SET TASK.
Reproduce every entry that follows word for word, but omit the images.

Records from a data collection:
━━━━━━━━━━
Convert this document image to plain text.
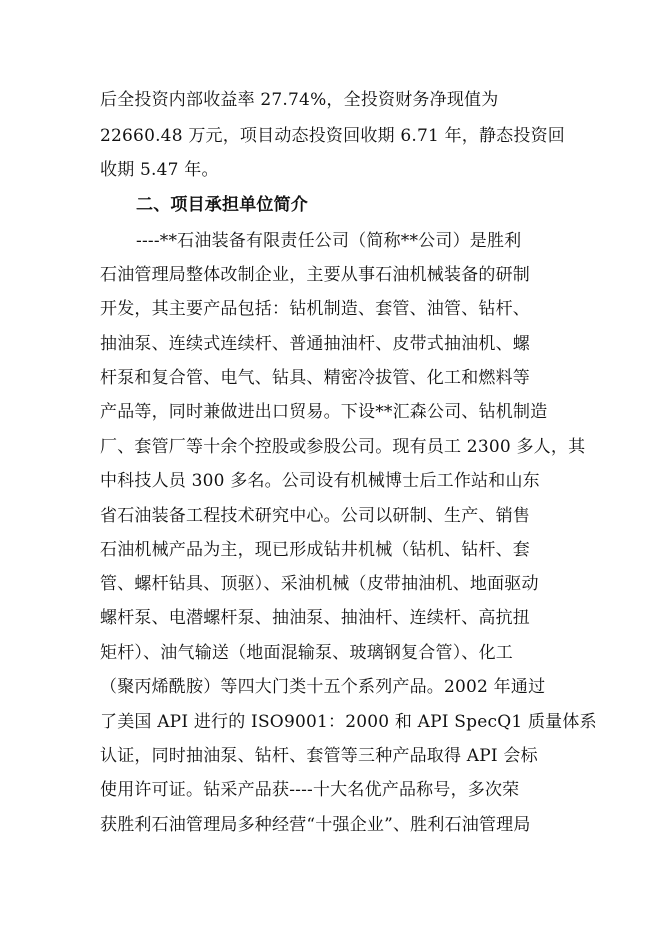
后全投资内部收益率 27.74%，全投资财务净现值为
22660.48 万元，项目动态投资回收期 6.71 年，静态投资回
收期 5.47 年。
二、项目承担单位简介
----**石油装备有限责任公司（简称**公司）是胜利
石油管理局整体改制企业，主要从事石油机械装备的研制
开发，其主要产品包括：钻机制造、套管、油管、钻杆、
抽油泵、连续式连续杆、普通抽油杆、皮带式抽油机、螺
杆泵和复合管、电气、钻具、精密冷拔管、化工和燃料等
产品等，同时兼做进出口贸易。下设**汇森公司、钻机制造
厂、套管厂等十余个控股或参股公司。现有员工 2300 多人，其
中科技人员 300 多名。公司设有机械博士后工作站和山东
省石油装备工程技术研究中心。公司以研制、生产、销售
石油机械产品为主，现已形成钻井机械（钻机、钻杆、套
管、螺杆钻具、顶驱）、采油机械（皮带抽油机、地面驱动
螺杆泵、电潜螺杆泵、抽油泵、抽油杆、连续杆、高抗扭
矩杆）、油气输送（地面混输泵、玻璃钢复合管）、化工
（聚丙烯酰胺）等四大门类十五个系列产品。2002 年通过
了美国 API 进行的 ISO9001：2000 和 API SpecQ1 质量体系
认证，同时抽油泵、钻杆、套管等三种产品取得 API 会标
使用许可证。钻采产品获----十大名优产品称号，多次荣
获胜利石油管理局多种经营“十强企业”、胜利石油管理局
━━━━━━━━━━
SOLVED PROBLEM.
Convert this document image to plain text.
后全投资内部收益率 27.74%，全投资财务净现值为
22660.48 万元，项目动态投资回收期 6.71 年，静态投资回
收期 5.47 年。
二、项目承担单位简介
----**石油装备有限责任公司（简称**公司）是胜利
石油管理局整体改制企业，主要从事石油机械装备的研制
开发，其主要产品包括：钻机制造、套管、油管、钻杆、
抽油泵、连续式连续杆、普通抽油杆、皮带式抽油机、螺
杆泵和复合管、电气、钻具、精密冷拔管、化工和燃料等
产品等，同时兼做进出口贸易。下设**汇森公司、钻机制造
厂、套管厂等十余个控股或参股公司。现有员工 2300 多人，其
中科技人员 300 多名。公司设有机械博士后工作站和山东
省石油装备工程技术研究中心。公司以研制、生产、销售
石油机械产品为主，现已形成钻井机械（钻机、钻杆、套
管、螺杆钻具、顶驱）、采油机械（皮带抽油机、地面驱动
螺杆泵、电潜螺杆泵、抽油泵、抽油杆、连续杆、高抗扭
矩杆）、油气输送（地面混输泵、玻璃钢复合管）、化工
（聚丙烯酰胺）等四大门类十五个系列产品。2002 年通过
了美国 API 进行的 ISO9001：2000 和 API SpecQ1 质量体系
认证，同时抽油泵、钻杆、套管等三种产品取得 API 会标
使用许可证。钻采产品获----十大名优产品称号，多次荣
获胜利石油管理局多种经营“十强企业”、胜利石油管理局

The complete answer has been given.